* _OBJECTIVE_
Identify every line containing the word "заменить" and reproduce each one.

================================

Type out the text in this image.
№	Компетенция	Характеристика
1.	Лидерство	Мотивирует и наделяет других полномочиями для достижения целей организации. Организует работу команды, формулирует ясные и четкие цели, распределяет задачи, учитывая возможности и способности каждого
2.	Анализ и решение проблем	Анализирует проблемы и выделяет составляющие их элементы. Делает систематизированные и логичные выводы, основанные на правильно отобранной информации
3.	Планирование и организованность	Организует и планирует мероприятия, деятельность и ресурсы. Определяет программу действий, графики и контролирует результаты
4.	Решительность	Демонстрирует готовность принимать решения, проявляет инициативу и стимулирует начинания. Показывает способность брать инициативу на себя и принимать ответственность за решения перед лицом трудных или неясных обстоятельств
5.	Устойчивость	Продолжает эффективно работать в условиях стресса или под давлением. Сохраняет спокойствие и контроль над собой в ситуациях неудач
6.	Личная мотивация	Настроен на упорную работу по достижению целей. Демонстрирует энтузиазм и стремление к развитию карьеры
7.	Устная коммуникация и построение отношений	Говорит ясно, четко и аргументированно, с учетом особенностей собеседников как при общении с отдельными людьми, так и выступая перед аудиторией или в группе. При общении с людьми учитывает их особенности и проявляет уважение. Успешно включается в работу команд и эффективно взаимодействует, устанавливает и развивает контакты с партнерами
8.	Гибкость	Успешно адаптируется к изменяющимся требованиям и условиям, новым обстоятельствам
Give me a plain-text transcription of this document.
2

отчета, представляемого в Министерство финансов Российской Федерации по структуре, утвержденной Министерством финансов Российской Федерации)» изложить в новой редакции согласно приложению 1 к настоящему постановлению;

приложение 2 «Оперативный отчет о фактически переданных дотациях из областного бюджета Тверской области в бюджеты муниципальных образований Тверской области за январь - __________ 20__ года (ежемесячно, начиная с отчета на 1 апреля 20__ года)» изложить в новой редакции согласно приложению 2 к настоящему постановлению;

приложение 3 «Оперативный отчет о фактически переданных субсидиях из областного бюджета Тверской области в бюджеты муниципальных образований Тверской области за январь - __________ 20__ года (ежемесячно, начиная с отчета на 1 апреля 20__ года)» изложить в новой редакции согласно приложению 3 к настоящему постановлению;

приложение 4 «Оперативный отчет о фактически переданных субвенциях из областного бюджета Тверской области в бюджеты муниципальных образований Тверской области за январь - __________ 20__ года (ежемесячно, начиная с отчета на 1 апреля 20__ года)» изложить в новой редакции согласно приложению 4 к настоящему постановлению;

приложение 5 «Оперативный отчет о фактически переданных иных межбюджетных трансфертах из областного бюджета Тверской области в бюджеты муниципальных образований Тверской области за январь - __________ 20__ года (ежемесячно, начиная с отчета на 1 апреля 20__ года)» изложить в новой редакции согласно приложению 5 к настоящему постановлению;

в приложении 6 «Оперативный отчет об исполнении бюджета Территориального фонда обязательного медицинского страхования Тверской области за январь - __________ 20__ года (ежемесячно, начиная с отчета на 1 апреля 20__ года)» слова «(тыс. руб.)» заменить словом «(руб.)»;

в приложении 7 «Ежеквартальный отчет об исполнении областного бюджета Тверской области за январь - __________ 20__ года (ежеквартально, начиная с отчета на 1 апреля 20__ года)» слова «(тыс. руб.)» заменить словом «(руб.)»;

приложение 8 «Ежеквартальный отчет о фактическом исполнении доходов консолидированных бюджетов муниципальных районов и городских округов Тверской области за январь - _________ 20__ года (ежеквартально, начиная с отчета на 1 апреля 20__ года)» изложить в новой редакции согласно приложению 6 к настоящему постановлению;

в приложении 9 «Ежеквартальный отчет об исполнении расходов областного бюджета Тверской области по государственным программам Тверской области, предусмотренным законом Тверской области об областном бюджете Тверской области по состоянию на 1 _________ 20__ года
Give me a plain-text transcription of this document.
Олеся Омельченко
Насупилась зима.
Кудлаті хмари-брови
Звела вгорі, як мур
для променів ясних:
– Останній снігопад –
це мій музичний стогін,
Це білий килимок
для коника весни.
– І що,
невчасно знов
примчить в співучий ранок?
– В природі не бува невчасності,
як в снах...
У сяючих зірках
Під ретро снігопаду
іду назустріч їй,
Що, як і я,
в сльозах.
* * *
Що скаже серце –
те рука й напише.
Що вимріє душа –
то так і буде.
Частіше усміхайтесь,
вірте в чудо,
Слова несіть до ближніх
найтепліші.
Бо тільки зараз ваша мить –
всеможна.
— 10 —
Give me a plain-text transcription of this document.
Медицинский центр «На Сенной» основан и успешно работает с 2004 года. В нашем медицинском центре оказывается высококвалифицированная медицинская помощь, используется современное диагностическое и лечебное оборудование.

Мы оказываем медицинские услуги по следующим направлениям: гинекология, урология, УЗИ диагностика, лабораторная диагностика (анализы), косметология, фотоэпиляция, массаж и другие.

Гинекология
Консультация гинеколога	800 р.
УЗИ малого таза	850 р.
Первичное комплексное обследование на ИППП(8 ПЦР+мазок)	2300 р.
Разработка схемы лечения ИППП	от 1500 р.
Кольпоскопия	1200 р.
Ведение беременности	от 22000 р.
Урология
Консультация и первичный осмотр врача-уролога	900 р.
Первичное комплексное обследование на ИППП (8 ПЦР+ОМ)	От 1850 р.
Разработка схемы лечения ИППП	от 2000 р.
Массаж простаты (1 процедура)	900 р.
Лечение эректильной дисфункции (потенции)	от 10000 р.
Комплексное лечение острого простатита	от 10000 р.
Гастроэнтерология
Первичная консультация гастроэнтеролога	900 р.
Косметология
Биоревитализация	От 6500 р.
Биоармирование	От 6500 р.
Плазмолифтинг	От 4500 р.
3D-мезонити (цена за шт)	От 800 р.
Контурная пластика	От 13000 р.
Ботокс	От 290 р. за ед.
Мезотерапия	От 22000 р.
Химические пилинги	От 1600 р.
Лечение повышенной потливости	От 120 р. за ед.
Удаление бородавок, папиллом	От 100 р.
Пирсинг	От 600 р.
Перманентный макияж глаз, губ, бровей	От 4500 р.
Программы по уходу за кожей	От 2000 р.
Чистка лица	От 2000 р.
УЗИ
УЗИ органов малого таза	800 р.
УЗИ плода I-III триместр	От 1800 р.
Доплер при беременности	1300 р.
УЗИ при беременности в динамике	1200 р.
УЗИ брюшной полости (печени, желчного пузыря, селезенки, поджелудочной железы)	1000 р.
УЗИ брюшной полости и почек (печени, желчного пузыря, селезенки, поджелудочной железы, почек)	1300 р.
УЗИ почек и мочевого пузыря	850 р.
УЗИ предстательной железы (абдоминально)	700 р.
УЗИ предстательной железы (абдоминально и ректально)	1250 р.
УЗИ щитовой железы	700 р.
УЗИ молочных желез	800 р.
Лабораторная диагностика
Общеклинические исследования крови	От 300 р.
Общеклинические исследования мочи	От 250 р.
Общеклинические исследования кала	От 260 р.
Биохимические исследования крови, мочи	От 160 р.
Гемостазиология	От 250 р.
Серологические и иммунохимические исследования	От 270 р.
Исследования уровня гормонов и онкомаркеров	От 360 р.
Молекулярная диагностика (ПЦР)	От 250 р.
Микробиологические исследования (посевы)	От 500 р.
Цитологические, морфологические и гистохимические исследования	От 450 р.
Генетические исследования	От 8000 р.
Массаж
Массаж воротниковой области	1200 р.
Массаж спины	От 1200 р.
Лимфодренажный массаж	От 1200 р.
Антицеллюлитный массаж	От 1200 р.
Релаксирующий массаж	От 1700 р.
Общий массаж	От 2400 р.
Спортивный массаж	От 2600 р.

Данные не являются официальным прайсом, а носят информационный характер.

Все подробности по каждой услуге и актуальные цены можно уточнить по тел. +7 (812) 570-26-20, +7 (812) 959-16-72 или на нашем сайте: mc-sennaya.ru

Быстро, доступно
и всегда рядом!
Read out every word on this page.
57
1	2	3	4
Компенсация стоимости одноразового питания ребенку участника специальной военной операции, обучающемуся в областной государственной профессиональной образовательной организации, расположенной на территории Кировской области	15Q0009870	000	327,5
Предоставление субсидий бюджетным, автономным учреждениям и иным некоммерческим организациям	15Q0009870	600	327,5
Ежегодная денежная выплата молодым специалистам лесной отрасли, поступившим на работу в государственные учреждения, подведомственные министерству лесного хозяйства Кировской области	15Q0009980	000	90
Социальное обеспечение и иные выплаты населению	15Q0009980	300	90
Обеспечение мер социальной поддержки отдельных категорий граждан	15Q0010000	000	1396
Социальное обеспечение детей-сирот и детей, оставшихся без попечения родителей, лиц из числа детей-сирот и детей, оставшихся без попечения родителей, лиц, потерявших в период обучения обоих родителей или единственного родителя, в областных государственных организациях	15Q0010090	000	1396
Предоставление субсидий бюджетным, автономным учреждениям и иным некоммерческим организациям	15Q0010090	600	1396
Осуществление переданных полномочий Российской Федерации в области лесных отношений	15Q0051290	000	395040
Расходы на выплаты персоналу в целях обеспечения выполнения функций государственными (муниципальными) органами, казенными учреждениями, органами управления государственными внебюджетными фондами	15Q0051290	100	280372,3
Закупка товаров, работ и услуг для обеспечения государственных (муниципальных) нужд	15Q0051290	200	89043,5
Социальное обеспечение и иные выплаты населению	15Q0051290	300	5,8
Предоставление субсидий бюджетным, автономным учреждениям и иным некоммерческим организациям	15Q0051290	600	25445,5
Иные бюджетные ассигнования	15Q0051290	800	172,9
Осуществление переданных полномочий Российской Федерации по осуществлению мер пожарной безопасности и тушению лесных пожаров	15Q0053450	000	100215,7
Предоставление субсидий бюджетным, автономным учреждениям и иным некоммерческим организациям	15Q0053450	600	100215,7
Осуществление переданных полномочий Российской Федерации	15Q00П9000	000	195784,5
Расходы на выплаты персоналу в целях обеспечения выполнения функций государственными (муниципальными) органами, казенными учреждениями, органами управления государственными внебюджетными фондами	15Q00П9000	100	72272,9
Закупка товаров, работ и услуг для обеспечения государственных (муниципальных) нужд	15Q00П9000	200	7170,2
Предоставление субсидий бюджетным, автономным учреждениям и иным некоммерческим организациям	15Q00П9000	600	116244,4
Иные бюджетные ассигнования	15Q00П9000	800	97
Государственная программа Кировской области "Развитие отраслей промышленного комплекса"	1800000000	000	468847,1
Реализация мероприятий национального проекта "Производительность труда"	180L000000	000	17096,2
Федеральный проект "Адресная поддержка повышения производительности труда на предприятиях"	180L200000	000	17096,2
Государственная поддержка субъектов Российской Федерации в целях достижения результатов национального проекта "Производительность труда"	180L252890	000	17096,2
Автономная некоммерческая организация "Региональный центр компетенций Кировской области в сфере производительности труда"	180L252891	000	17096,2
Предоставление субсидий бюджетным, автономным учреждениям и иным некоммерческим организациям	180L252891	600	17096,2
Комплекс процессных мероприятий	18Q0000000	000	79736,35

================================

* _FINISHED ANSWER_
в приложении 6 «Оперативный отчет об исполнении бюджета Территориального фонда обязательного медицинского страхования Тверской области за январь - __________ 20__ года (ежемесячно, начиная с отчета на 1 апреля 20__ года)» слова «(тыс. руб.)» заменить словом «(руб.)»;
в приложении 7 «Ежеквартальный отчет об исполнении областного бюджета Тверской области за январь - __________ 20__ года (ежеквартально, начиная с отчета на 1 апреля 20__ года)» слова «(тыс. руб.)» заменить словом «(руб.)»;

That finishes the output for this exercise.